(Collection entries)
====
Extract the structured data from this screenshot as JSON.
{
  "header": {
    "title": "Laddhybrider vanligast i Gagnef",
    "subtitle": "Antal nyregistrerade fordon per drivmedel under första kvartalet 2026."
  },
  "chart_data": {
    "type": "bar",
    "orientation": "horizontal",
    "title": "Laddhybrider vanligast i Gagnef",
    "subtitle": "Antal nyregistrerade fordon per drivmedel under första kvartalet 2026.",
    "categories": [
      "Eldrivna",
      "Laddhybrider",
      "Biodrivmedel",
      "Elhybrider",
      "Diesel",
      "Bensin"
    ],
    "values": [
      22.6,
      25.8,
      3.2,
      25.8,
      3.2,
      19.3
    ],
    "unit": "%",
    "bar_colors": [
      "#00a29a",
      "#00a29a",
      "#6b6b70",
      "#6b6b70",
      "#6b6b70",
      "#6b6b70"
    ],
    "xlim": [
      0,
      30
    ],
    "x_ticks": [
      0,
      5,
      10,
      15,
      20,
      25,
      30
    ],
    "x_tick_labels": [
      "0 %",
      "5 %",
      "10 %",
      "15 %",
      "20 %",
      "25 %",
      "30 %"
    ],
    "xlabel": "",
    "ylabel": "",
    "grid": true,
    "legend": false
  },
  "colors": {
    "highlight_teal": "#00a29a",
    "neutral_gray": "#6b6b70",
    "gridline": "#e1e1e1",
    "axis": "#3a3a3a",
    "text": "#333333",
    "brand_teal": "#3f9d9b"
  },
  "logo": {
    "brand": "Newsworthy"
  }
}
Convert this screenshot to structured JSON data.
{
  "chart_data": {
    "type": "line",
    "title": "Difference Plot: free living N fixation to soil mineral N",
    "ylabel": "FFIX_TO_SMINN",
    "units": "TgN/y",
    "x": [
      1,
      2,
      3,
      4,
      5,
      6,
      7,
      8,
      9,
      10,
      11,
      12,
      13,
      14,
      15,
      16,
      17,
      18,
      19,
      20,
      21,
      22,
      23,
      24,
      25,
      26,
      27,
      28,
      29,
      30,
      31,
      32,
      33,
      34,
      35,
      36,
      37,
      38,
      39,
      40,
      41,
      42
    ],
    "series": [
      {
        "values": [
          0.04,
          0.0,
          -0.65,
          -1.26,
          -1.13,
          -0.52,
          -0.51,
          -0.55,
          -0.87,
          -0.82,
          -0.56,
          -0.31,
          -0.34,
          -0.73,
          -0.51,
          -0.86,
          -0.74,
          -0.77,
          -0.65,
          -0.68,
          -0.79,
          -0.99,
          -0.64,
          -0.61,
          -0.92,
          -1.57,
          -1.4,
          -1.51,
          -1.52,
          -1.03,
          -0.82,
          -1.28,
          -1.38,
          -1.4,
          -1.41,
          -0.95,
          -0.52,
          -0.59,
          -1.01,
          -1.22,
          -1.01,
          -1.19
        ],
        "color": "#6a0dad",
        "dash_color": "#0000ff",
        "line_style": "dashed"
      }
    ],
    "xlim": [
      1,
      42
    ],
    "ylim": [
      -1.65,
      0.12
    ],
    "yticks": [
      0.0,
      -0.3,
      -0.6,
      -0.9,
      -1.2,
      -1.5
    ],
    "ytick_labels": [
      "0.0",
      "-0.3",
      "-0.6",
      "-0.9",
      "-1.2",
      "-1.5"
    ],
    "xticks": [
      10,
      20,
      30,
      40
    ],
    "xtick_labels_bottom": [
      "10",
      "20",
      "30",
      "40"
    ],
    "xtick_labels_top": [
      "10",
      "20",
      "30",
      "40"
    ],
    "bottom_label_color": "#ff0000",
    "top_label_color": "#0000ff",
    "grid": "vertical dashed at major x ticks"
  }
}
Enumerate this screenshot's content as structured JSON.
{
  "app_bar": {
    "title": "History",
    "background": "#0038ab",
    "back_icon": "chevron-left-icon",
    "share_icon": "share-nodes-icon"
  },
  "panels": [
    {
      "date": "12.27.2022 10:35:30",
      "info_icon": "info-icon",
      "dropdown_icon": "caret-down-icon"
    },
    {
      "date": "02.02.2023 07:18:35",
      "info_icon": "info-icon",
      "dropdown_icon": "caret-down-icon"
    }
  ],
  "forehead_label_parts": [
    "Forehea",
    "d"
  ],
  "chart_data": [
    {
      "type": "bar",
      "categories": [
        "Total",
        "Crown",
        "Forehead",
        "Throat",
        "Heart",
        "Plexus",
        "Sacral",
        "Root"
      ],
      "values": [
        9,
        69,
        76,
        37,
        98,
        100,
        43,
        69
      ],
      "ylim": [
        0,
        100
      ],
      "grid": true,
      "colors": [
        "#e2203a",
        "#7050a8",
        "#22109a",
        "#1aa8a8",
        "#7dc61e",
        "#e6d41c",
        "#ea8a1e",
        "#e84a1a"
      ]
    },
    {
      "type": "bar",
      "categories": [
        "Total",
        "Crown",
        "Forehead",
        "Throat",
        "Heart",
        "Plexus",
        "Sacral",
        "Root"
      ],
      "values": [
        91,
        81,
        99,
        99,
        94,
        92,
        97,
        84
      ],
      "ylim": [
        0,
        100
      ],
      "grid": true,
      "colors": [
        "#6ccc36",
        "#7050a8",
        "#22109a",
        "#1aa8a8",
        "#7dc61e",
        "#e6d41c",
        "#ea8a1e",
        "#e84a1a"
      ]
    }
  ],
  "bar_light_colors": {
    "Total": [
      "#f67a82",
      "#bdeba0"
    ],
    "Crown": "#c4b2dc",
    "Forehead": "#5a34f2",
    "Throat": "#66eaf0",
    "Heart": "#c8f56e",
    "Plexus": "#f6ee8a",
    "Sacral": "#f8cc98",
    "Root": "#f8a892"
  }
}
====
Copy all of the data. Keep every word exactly as it is.

Extract the structured data from this screenshot as JSON.
{
  "header": {
    "title": "Laddhybrider vanligast i Gagnef",
    "subtitle": "Antal nyregistrerade fordon per drivmedel under första kvartalet 2026."
  },
  "chart_data": {
    "type": "bar",
    "orientation": "horizontal",
    "title": "Laddhybrider vanligast i Gagnef",
    "subtitle": "Antal nyregistrerade fordon per drivmedel under första kvartalet 2026.",
    "categories": [
      "Eldrivna",
      "Laddhybrider",
      "Biodrivmedel",
      "Elhybrider",
      "Diesel",
      "Bensin"
    ],
    "values": [
      22.6,
      25.8,
      3.2,
      25.8,
      3.2,
      19.3
    ],
    "unit": "%",
    "bar_colors": [
      "#00a29a",
      "#00a29a",
      "#6b6b70",
      "#6b6b70",
      "#6b6b70",
      "#6b6b70"
    ],
    "xlim": [
      0,
      30
    ],
    "x_ticks": [
      0,
      5,
      10,
      15,
      20,
      25,
      30
    ],
    "x_tick_labels": [
      "0 %",
      "5 %",
      "10 %",
      "15 %",
      "20 %",
      "25 %",
      "30 %"
    ],
    "xlabel": "",
    "ylabel": "",
    "grid": true,
    "legend": false
  },
  "colors": {
    "highlight_teal": "#00a29a",
    "neutral_gray": "#6b6b70",
    "gridline": "#e1e1e1",
    "axis": "#3a3a3a",
    "text": "#333333",
    "brand_teal": "#3f9d9b"
  },
  "logo": {
    "brand": "Newsworthy"
  }
}
Convert this screenshot to structured JSON data.
{
  "chart_data": {
    "type": "line",
    "title": "Difference Plot: free living N fixation to soil mineral N",
    "ylabel": "FFIX_TO_SMINN",
    "units": "TgN/y",
    "x": [
      1,
      2,
      3,
      4,
      5,
      6,
      7,
      8,
      9,
      10,
      11,
      12,
      13,
      14,
      15,
      16,
      17,
      18,
      19,
      20,
      21,
      22,
      23,
      24,
      25,
      26,
      27,
      28,
      29,
      30,
      31,
      32,
      33,
      34,
      35,
      36,
      37,
      38,
      39,
      40,
      41,
      42
    ],
    "series": [
      {
        "values": [
          0.04,
          0.0,
          -0.65,
          -1.26,
          -1.13,
          -0.52,
          -0.51,
          -0.55,
          -0.87,
          -0.82,
          -0.56,
          -0.31,
          -0.34,
          -0.73,
          -0.51,
          -0.86,
          -0.74,
          -0.77,
          -0.65,
          -0.68,
          -0.79,
          -0.99,
          -0.64,
          -0.61,
          -0.92,
          -1.57,
          -1.4,
          -1.51,
          -1.52,
          -1.03,
          -0.82,
          -1.28,
          -1.38,
          -1.4,
          -1.41,
          -0.95,
          -0.52,
          -0.59,
          -1.01,
          -1.22,
          -1.01,
          -1.19
        ],
        "color": "#6a0dad",
        "dash_color": "#0000ff",
        "line_style": "dashed"
      }
    ],
    "xlim": [
      1,
      42
    ],
    "ylim": [
      -1.65,
      0.12
    ],
    "yticks": [
      0.0,
      -0.3,
      -0.6,
      -0.9,
      -1.2,
      -1.5
    ],
    "ytick_labels": [
      "0.0",
      "-0.3",
      "-0.6",
      "-0.9",
      "-1.2",
      "-1.5"
    ],
    "xticks": [
      10,
      20,
      30,
      40
    ],
    "xtick_labels_bottom": [
      "10",
      "20",
      "30",
      "40"
    ],
    "xtick_labels_top": [
      "10",
      "20",
      "30",
      "40"
    ],
    "bottom_label_color": "#ff0000",
    "top_label_color": "#0000ff",
    "grid": "vertical dashed at major x ticks"
  }
}
Enumerate this screenshot's content as structured JSON.
{
  "app_bar": {
    "title": "History",
    "background": "#0038ab",
    "back_icon": "chevron-left-icon",
    "share_icon": "share-nodes-icon"
  },
  "panels": [
    {
      "date": "12.27.2022 10:35:30",
      "info_icon": "info-icon",
      "dropdown_icon": "caret-down-icon"
    },
    {
      "date": "02.02.2023 07:18:35",
      "info_icon": "info-icon",
      "dropdown_icon": "caret-down-icon"
    }
  ],
  "forehead_label_parts": [
    "Forehea",
    "d"
  ],
  "chart_data": [
    {
      "type": "bar",
      "categories": [
        "Total",
        "Crown",
        "Forehead",
        "Throat",
        "Heart",
        "Plexus",
        "Sacral",
        "Root"
      ],
      "values": [
        9,
        69,
        76,
        37,
        98,
        100,
        43,
        69
      ],
      "ylim": [
        0,
        100
      ],
      "grid": true,
      "colors": [
        "#e2203a",
        "#7050a8",
        "#22109a",
        "#1aa8a8",
        "#7dc61e",
        "#e6d41c",
        "#ea8a1e",
        "#e84a1a"
      ]
    },
    {
      "type": "bar",
      "categories": [
        "Total",
        "Crown",
        "Forehead",
        "Throat",
        "Heart",
        "Plexus",
        "Sacral",
        "Root"
      ],
      "values": [
        91,
        81,
        99,
        99,
        94,
        92,
        97,
        84
      ],
      "ylim": [
        0,
        100
      ],
      "grid": true,
      "colors": [
        "#6ccc36",
        "#7050a8",
        "#22109a",
        "#1aa8a8",
        "#7dc61e",
        "#e6d41c",
        "#ea8a1e",
        "#e84a1a"
      ]
    }
  ],
  "bar_light_colors": {
    "Total": [
      "#f67a82",
      "#bdeba0"
    ],
    "Crown": "#c4b2dc",
    "Forehead": "#5a34f2",
    "Throat": "#66eaf0",
    "Heart": "#c8f56e",
    "Plexus": "#f6ee8a",
    "Sacral": "#f8cc98",
    "Root": "#f8a892"
  }
}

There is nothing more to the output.